- Data to use
_ _ _ _ _
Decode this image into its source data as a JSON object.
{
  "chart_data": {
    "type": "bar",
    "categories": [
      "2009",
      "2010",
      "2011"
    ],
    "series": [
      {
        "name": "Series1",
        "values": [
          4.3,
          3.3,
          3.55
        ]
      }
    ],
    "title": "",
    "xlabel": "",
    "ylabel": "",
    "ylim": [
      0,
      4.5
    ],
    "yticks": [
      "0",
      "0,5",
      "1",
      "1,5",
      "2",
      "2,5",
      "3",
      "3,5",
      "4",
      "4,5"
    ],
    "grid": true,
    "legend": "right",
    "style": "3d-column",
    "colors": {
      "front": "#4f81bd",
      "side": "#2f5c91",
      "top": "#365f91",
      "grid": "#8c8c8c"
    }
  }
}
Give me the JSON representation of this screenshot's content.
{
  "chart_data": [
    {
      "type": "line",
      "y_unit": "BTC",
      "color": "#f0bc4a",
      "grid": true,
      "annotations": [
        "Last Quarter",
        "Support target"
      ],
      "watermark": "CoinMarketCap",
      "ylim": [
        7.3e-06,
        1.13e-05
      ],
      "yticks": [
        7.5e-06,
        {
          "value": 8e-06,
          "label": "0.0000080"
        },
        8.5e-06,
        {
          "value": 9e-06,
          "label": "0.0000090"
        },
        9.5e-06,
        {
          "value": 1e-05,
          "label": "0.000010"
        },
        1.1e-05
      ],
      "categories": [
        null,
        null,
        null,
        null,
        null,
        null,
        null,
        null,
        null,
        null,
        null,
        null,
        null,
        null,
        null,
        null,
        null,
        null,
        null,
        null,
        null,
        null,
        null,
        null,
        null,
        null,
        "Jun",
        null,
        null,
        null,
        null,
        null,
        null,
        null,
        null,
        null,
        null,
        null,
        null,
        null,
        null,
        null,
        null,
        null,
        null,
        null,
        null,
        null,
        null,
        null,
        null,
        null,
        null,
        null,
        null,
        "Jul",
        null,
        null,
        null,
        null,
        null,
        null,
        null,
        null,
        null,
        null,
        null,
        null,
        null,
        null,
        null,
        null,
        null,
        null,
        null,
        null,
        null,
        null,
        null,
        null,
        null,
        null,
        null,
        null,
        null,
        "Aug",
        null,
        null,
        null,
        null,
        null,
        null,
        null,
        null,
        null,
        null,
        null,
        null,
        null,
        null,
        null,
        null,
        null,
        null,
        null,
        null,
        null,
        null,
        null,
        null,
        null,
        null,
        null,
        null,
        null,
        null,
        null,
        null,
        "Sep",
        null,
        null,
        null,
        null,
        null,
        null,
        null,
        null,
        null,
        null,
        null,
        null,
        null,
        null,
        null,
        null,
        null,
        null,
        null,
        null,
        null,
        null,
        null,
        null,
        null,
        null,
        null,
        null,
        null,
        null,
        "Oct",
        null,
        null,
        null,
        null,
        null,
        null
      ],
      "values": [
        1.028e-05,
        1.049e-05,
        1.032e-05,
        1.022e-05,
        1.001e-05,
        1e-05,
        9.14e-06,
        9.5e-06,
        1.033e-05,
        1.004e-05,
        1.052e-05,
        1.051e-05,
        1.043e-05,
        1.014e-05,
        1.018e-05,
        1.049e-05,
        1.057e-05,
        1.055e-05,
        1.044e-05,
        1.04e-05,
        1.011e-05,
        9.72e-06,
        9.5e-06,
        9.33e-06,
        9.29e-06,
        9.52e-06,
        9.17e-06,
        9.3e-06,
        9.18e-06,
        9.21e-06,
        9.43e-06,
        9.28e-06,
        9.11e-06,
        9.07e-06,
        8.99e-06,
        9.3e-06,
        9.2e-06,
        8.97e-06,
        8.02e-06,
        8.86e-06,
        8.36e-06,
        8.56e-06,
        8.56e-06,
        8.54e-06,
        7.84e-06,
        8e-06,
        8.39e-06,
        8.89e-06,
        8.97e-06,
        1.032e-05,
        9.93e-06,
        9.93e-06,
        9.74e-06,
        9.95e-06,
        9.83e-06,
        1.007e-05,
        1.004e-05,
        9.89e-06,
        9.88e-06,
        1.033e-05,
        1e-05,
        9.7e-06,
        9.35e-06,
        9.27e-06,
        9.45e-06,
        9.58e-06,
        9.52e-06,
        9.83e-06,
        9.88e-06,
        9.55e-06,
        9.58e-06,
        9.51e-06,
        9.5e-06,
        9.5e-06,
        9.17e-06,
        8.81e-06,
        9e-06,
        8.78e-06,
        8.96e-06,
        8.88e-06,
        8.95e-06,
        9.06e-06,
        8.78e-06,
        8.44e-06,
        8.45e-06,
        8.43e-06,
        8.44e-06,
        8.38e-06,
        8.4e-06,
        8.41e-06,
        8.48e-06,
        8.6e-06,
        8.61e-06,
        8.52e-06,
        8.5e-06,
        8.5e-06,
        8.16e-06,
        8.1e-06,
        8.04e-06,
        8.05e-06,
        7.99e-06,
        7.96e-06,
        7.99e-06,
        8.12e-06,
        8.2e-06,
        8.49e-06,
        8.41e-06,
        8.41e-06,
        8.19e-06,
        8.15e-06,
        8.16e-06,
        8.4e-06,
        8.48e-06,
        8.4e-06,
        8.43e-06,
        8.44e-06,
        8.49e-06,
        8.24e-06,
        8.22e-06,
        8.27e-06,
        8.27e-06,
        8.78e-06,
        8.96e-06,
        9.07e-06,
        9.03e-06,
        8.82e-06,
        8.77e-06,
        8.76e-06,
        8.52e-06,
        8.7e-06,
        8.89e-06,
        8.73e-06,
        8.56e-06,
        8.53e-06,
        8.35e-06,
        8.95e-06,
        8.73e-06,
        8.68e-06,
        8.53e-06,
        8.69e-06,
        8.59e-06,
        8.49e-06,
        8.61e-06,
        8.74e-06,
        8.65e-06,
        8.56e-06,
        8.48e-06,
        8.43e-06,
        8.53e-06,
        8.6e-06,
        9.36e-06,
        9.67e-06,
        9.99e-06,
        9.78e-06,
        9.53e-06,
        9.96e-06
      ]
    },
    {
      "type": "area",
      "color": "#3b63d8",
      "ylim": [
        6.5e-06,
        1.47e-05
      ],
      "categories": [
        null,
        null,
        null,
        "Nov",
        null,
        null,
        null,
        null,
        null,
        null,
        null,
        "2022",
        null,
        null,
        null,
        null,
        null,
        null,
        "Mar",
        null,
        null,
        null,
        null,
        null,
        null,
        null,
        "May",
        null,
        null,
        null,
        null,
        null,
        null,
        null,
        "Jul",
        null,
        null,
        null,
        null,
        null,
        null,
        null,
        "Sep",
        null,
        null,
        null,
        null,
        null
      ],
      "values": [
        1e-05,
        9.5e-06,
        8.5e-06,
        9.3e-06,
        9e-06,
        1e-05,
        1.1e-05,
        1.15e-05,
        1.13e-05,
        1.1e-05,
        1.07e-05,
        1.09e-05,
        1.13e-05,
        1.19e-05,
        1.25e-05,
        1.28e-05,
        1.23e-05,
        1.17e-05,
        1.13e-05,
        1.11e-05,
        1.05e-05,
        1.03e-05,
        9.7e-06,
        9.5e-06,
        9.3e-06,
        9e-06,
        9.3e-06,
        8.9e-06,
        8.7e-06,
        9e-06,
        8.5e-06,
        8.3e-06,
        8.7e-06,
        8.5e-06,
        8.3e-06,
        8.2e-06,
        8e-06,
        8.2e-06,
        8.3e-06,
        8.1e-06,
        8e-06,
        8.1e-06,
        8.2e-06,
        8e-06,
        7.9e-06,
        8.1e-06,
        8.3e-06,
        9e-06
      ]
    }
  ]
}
_ _ _ _ _
- Task instructions
Reproduce the listing in full. Keep it exactly as written.

- Exercise answer
Decode this image into its source data as a JSON object.
{
  "chart_data": {
    "type": "bar",
    "categories": [
      "2009",
      "2010",
      "2011"
    ],
    "series": [
      {
        "name": "Series1",
        "values": [
          4.3,
          3.3,
          3.55
        ]
      }
    ],
    "title": "",
    "xlabel": "",
    "ylabel": "",
    "ylim": [
      0,
      4.5
    ],
    "yticks": [
      "0",
      "0,5",
      "1",
      "1,5",
      "2",
      "2,5",
      "3",
      "3,5",
      "4",
      "4,5"
    ],
    "grid": true,
    "legend": "right",
    "style": "3d-column",
    "colors": {
      "front": "#4f81bd",
      "side": "#2f5c91",
      "top": "#365f91",
      "grid": "#8c8c8c"
    }
  }
}
Give me the JSON representation of this screenshot's content.
{
  "chart_data": [
    {
      "type": "line",
      "y_unit": "BTC",
      "color": "#f0bc4a",
      "grid": true,
      "annotations": [
        "Last Quarter",
        "Support target"
      ],
      "watermark": "CoinMarketCap",
      "ylim": [
        7.3e-06,
        1.13e-05
      ],
      "yticks": [
        7.5e-06,
        {
          "value": 8e-06,
          "label": "0.0000080"
        },
        8.5e-06,
        {
          "value": 9e-06,
          "label": "0.0000090"
        },
        9.5e-06,
        {
          "value": 1e-05,
          "label": "0.000010"
        },
        1.1e-05
      ],
      "categories": [
        null,
        null,
        null,
        null,
        null,
        null,
        null,
        null,
        null,
        null,
        null,
        null,
        null,
        null,
        null,
        null,
        null,
        null,
        null,
        null,
        null,
        null,
        null,
        null,
        null,
        null,
        "Jun",
        null,
        null,
        null,
        null,
        null,
        null,
        null,
        null,
        null,
        null,
        null,
        null,
        null,
        null,
        null,
        null,
        null,
        null,
        null,
        null,
        null,
        null,
        null,
        null,
        null,
        null,
        null,
        null,
        "Jul",
        null,
        null,
        null,
        null,
        null,
        null,
        null,
        null,
        null,
        null,
        null,
        null,
        null,
        null,
        null,
        null,
        null,
        null,
        null,
        null,
        null,
        null,
        null,
        null,
        null,
        null,
        null,
        null,
        null,
        "Aug",
        null,
        null,
        null,
        null,
        null,
        null,
        null,
        null,
        null,
        null,
        null,
        null,
        null,
        null,
        null,
        null,
        null,
        null,
        null,
        null,
        null,
        null,
        null,
        null,
        null,
        null,
        null,
        null,
        null,
        null,
        null,
        null,
        "Sep",
        null,
        null,
        null,
        null,
        null,
        null,
        null,
        null,
        null,
        null,
        null,
        null,
        null,
        null,
        null,
        null,
        null,
        null,
        null,
        null,
        null,
        null,
        null,
        null,
        null,
        null,
        null,
        null,
        null,
        null,
        "Oct",
        null,
        null,
        null,
        null,
        null,
        null
      ],
      "values": [
        1.028e-05,
        1.049e-05,
        1.032e-05,
        1.022e-05,
        1.001e-05,
        1e-05,
        9.14e-06,
        9.5e-06,
        1.033e-05,
        1.004e-05,
        1.052e-05,
        1.051e-05,
        1.043e-05,
        1.014e-05,
        1.018e-05,
        1.049e-05,
        1.057e-05,
        1.055e-05,
        1.044e-05,
        1.04e-05,
        1.011e-05,
        9.72e-06,
        9.5e-06,
        9.33e-06,
        9.29e-06,
        9.52e-06,
        9.17e-06,
        9.3e-06,
        9.18e-06,
        9.21e-06,
        9.43e-06,
        9.28e-06,
        9.11e-06,
        9.07e-06,
        8.99e-06,
        9.3e-06,
        9.2e-06,
        8.97e-06,
        8.02e-06,
        8.86e-06,
        8.36e-06,
        8.56e-06,
        8.56e-06,
        8.54e-06,
        7.84e-06,
        8e-06,
        8.39e-06,
        8.89e-06,
        8.97e-06,
        1.032e-05,
        9.93e-06,
        9.93e-06,
        9.74e-06,
        9.95e-06,
        9.83e-06,
        1.007e-05,
        1.004e-05,
        9.89e-06,
        9.88e-06,
        1.033e-05,
        1e-05,
        9.7e-06,
        9.35e-06,
        9.27e-06,
        9.45e-06,
        9.58e-06,
        9.52e-06,
        9.83e-06,
        9.88e-06,
        9.55e-06,
        9.58e-06,
        9.51e-06,
        9.5e-06,
        9.5e-06,
        9.17e-06,
        8.81e-06,
        9e-06,
        8.78e-06,
        8.96e-06,
        8.88e-06,
        8.95e-06,
        9.06e-06,
        8.78e-06,
        8.44e-06,
        8.45e-06,
        8.43e-06,
        8.44e-06,
        8.38e-06,
        8.4e-06,
        8.41e-06,
        8.48e-06,
        8.6e-06,
        8.61e-06,
        8.52e-06,
        8.5e-06,
        8.5e-06,
        8.16e-06,
        8.1e-06,
        8.04e-06,
        8.05e-06,
        7.99e-06,
        7.96e-06,
        7.99e-06,
        8.12e-06,
        8.2e-06,
        8.49e-06,
        8.41e-06,
        8.41e-06,
        8.19e-06,
        8.15e-06,
        8.16e-06,
        8.4e-06,
        8.48e-06,
        8.4e-06,
        8.43e-06,
        8.44e-06,
        8.49e-06,
        8.24e-06,
        8.22e-06,
        8.27e-06,
        8.27e-06,
        8.78e-06,
        8.96e-06,
        9.07e-06,
        9.03e-06,
        8.82e-06,
        8.77e-06,
        8.76e-06,
        8.52e-06,
        8.7e-06,
        8.89e-06,
        8.73e-06,
        8.56e-06,
        8.53e-06,
        8.35e-06,
        8.95e-06,
        8.73e-06,
        8.68e-06,
        8.53e-06,
        8.69e-06,
        8.59e-06,
        8.49e-06,
        8.61e-06,
        8.74e-06,
        8.65e-06,
        8.56e-06,
        8.48e-06,
        8.43e-06,
        8.53e-06,
        8.6e-06,
        9.36e-06,
        9.67e-06,
        9.99e-06,
        9.78e-06,
        9.53e-06,
        9.96e-06
      ]
    },
    {
      "type": "area",
      "color": "#3b63d8",
      "ylim": [
        6.5e-06,
        1.47e-05
      ],
      "categories": [
        null,
        null,
        null,
        "Nov",
        null,
        null,
        null,
        null,
        null,
        null,
        null,
        "2022",
        null,
        null,
        null,
        null,
        null,
        null,
        "Mar",
        null,
        null,
        null,
        null,
        null,
        null,
        null,
        "May",
        null,
        null,
        null,
        null,
        null,
        null,
        null,
        "Jul",
        null,
        null,
        null,
        null,
        null,
        null,
        null,
        "Sep",
        null,
        null,
        null,
        null,
        null
      ],
      "values": [
        1e-05,
        9.5e-06,
        8.5e-06,
        9.3e-06,
        9e-06,
        1e-05,
        1.1e-05,
        1.15e-05,
        1.13e-05,
        1.1e-05,
        1.07e-05,
        1.09e-05,
        1.13e-05,
        1.19e-05,
        1.25e-05,
        1.28e-05,
        1.23e-05,
        1.17e-05,
        1.13e-05,
        1.11e-05,
        1.05e-05,
        1.03e-05,
        9.7e-06,
        9.5e-06,
        9.3e-06,
        9e-06,
        9.3e-06,
        8.9e-06,
        8.7e-06,
        9e-06,
        8.5e-06,
        8.3e-06,
        8.7e-06,
        8.5e-06,
        8.3e-06,
        8.2e-06,
        8e-06,
        8.2e-06,
        8.3e-06,
        8.1e-06,
        8e-06,
        8.1e-06,
        8.2e-06,
        8e-06,
        7.9e-06,
        8.1e-06,
        8.3e-06,
        9e-06
      ]
    }
  ]
}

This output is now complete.